* _SHORT EXERCISE_
Below are some records; return each one exactly.

* _GIVEN DATA_
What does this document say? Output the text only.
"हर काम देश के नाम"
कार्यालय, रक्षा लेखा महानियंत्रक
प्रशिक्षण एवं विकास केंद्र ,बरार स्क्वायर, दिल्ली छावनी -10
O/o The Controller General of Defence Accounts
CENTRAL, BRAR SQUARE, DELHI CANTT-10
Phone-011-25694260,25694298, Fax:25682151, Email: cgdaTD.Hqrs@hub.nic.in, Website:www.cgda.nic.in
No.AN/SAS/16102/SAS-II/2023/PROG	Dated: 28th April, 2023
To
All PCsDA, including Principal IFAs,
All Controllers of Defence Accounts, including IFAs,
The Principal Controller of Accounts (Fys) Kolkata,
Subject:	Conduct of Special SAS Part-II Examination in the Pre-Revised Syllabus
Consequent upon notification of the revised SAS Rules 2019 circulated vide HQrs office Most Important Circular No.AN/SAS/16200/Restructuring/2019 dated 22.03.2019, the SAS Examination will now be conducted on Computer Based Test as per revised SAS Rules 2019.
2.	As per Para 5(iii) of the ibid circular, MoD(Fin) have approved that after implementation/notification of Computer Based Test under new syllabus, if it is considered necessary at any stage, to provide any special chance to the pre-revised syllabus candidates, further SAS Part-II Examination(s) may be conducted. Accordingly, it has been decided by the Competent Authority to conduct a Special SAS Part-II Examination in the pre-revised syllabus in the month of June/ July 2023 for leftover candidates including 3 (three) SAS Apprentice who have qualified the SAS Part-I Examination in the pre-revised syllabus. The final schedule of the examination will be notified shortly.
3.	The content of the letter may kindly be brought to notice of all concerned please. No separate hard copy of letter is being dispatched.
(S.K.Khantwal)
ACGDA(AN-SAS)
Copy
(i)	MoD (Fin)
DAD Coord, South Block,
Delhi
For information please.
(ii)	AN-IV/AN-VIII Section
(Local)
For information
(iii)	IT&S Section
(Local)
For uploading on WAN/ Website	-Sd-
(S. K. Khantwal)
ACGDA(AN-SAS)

* _EXERCISE OUTPUT_
What does this document say? Output the text only.
"हर काम देश के नाम"
कार्यालय, रक्षा लेखा महानियंत्रक
प्रशिक्षण एवं विकास केंद्र ,बरार स्क्वायर, दिल्ली छावनी -10
O/o The Controller General of Defence Accounts
CENTRAL, BRAR SQUARE, DELHI CANTT-10
Phone-011-25694260,25694298, Fax:25682151, Email: cgdaTD.Hqrs@hub.nic.in, Website:www.cgda.nic.in
No.AN/SAS/16102/SAS-II/2023/PROG	Dated: 28th April, 2023
To
All PCsDA, including Principal IFAs,
All Controllers of Defence Accounts, including IFAs,
The Principal Controller of Accounts (Fys) Kolkata,
Subject:	Conduct of Special SAS Part-II Examination in the Pre-Revised Syllabus
Consequent upon notification of the revised SAS Rules 2019 circulated vide HQrs office Most Important Circular No.AN/SAS/16200/Restructuring/2019 dated 22.03.2019, the SAS Examination will now be conducted on Computer Based Test as per revised SAS Rules 2019.
2.	As per Para 5(iii) of the ibid circular, MoD(Fin) have approved that after implementation/notification of Computer Based Test under new syllabus, if it is considered necessary at any stage, to provide any special chance to the pre-revised syllabus candidates, further SAS Part-II Examination(s) may be conducted. Accordingly, it has been decided by the Competent Authority to conduct a Special SAS Part-II Examination in the pre-revised syllabus in the month of June/ July 2023 for leftover candidates including 3 (three) SAS Apprentice who have qualified the SAS Part-I Examination in the pre-revised syllabus. The final schedule of the examination will be notified shortly.
3.	The content of the letter may kindly be brought to notice of all concerned please. No separate hard copy of letter is being dispatched.
(S.K.Khantwal)
ACGDA(AN-SAS)
Copy
(i)	MoD (Fin)
DAD Coord, South Block,
Delhi
For information please.
(ii)	AN-IV/AN-VIII Section
(Local)
For information
(iii)	IT&S Section
(Local)
For uploading on WAN/ Website	-Sd-
(S. K. Khantwal)
ACGDA(AN-SAS)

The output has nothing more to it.